Task instructions | Every record here should be printed again exactly.
--- start ---
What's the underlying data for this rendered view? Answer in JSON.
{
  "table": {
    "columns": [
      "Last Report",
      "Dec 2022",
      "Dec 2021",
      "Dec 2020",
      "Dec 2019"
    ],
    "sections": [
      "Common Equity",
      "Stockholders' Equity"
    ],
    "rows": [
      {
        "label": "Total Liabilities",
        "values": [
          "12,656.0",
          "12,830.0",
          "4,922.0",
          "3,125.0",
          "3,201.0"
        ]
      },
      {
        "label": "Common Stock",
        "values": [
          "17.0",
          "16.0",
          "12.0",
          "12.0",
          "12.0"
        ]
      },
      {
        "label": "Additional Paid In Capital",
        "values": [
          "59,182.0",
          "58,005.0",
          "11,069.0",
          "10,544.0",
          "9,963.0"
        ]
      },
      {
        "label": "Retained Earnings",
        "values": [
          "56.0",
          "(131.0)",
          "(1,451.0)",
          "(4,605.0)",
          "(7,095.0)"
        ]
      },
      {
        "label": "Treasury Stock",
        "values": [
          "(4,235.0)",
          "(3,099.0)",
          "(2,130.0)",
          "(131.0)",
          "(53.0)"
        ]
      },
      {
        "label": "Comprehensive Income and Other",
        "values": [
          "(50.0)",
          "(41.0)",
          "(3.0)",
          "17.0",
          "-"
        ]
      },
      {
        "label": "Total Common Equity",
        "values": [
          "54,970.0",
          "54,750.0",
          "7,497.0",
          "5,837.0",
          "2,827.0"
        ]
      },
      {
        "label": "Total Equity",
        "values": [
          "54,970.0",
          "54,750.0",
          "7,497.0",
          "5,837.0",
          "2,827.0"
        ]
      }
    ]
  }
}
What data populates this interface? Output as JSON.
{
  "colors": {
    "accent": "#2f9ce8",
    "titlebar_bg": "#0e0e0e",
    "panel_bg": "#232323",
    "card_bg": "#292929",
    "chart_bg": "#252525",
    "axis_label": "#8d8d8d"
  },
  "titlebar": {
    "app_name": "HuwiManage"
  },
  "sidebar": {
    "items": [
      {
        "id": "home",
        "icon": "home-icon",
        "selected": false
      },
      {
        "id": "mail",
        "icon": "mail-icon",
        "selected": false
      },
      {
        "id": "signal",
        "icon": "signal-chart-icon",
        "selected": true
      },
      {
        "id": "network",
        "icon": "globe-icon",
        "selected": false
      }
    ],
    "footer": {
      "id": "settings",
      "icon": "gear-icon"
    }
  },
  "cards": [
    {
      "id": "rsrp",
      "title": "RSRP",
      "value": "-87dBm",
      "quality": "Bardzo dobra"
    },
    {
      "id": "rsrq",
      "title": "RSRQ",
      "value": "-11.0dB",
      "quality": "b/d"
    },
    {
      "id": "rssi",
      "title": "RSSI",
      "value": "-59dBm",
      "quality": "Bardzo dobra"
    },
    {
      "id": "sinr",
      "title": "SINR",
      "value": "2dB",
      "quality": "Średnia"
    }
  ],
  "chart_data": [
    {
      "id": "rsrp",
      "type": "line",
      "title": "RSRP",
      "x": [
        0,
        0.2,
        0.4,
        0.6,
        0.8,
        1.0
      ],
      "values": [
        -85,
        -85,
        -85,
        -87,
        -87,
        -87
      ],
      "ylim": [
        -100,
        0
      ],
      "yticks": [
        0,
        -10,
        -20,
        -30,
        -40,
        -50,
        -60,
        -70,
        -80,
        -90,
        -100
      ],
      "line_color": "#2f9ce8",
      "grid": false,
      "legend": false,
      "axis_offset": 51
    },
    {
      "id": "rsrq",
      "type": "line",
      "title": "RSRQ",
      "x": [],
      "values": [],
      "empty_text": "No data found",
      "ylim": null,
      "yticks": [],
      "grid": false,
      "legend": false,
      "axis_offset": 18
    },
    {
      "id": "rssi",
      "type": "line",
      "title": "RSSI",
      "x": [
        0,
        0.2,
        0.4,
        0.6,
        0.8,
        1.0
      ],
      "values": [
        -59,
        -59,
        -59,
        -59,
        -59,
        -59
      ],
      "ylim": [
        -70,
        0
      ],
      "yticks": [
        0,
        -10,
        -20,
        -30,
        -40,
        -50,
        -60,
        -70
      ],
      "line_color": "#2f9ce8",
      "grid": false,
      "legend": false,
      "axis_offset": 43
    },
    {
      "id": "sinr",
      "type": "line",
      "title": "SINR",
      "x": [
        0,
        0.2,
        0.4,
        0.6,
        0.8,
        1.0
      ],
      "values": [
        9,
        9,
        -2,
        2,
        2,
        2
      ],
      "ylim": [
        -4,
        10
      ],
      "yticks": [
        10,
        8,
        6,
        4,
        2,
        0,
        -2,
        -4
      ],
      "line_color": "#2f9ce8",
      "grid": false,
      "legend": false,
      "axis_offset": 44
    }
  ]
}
--- end ---
Worked answer |
What's the underlying data for this rendered view? Answer in JSON.
{
  "table": {
    "columns": [
      "Last Report",
      "Dec 2022",
      "Dec 2021",
      "Dec 2020",
      "Dec 2019"
    ],
    "sections": [
      "Common Equity",
      "Stockholders' Equity"
    ],
    "rows": [
      {
        "label": "Total Liabilities",
        "values": [
          "12,656.0",
          "12,830.0",
          "4,922.0",
          "3,125.0",
          "3,201.0"
        ]
      },
      {
        "label": "Common Stock",
        "values": [
          "17.0",
          "16.0",
          "12.0",
          "12.0",
          "12.0"
        ]
      },
      {
        "label": "Additional Paid In Capital",
        "values": [
          "59,182.0",
          "58,005.0",
          "11,069.0",
          "10,544.0",
          "9,963.0"
        ]
      },
      {
        "label": "Retained Earnings",
        "values": [
          "56.0",
          "(131.0)",
          "(1,451.0)",
          "(4,605.0)",
          "(7,095.0)"
        ]
      },
      {
        "label": "Treasury Stock",
        "values": [
          "(4,235.0)",
          "(3,099.0)",
          "(2,130.0)",
          "(131.0)",
          "(53.0)"
        ]
      },
      {
        "label": "Comprehensive Income and Other",
        "values": [
          "(50.0)",
          "(41.0)",
          "(3.0)",
          "17.0",
          "-"
        ]
      },
      {
        "label": "Total Common Equity",
        "values": [
          "54,970.0",
          "54,750.0",
          "7,497.0",
          "5,837.0",
          "2,827.0"
        ]
      },
      {
        "label": "Total Equity",
        "values": [
          "54,970.0",
          "54,750.0",
          "7,497.0",
          "5,837.0",
          "2,827.0"
        ]
      }
    ]
  }
}
What data populates this interface? Output as JSON.
{
  "colors": {
    "accent": "#2f9ce8",
    "titlebar_bg": "#0e0e0e",
    "panel_bg": "#232323",
    "card_bg": "#292929",
    "chart_bg": "#252525",
    "axis_label": "#8d8d8d"
  },
  "titlebar": {
    "app_name": "HuwiManage"
  },
  "sidebar": {
    "items": [
      {
        "id": "home",
        "icon": "home-icon",
        "selected": false
      },
      {
        "id": "mail",
        "icon": "mail-icon",
        "selected": false
      },
      {
        "id": "signal",
        "icon": "signal-chart-icon",
        "selected": true
      },
      {
        "id": "network",
        "icon": "globe-icon",
        "selected": false
      }
    ],
    "footer": {
      "id": "settings",
      "icon": "gear-icon"
    }
  },
  "cards": [
    {
      "id": "rsrp",
      "title": "RSRP",
      "value": "-87dBm",
      "quality": "Bardzo dobra"
    },
    {
      "id": "rsrq",
      "title": "RSRQ",
      "value": "-11.0dB",
      "quality": "b/d"
    },
    {
      "id": "rssi",
      "title": "RSSI",
      "value": "-59dBm",
      "quality": "Bardzo dobra"
    },
    {
      "id": "sinr",
      "title": "SINR",
      "value": "2dB",
      "quality": "Średnia"
    }
  ],
  "chart_data": [
    {
      "id": "rsrp",
      "type": "line",
      "title": "RSRP",
      "x": [
        0,
        0.2,
        0.4,
        0.6,
        0.8,
        1.0
      ],
      "values": [
        -85,
        -85,
        -85,
        -87,
        -87,
        -87
      ],
      "ylim": [
        -100,
        0
      ],
      "yticks": [
        0,
        -10,
        -20,
        -30,
        -40,
        -50,
        -60,
        -70,
        -80,
        -90,
        -100
      ],
      "line_color": "#2f9ce8",
      "grid": false,
      "legend": false,
      "axis_offset": 51
    },
    {
      "id": "rsrq",
      "type": "line",
      "title": "RSRQ",
      "x": [],
      "values": [],
      "empty_text": "No data found",
      "ylim": null,
      "yticks": [],
      "grid": false,
      "legend": false,
      "axis_offset": 18
    },
    {
      "id": "rssi",
      "type": "line",
      "title": "RSSI",
      "x": [
        0,
        0.2,
        0.4,
        0.6,
        0.8,
        1.0
      ],
      "values": [
        -59,
        -59,
        -59,
        -59,
        -59,
        -59
      ],
      "ylim": [
        -70,
        0
      ],
      "yticks": [
        0,
        -10,
        -20,
        -30,
        -40,
        -50,
        -60,
        -70
      ],
      "line_color": "#2f9ce8",
      "grid": false,
      "legend": false,
      "axis_offset": 43
    },
    {
      "id": "sinr",
      "type": "line",
      "title": "SINR",
      "x": [
        0,
        0.2,
        0.4,
        0.6,
        0.8,
        1.0
      ],
      "values": [
        9,
        9,
        -2,
        2,
        2,
        2
      ],
      "ylim": [
        -4,
        10
      ],
      "yticks": [
        10,
        8,
        6,
        4,
        2,
        0,
        -2,
        -4
      ],
      "line_color": "#2f9ce8",
      "grid": false,
      "legend": false,
      "axis_offset": 44
    }
  ]
}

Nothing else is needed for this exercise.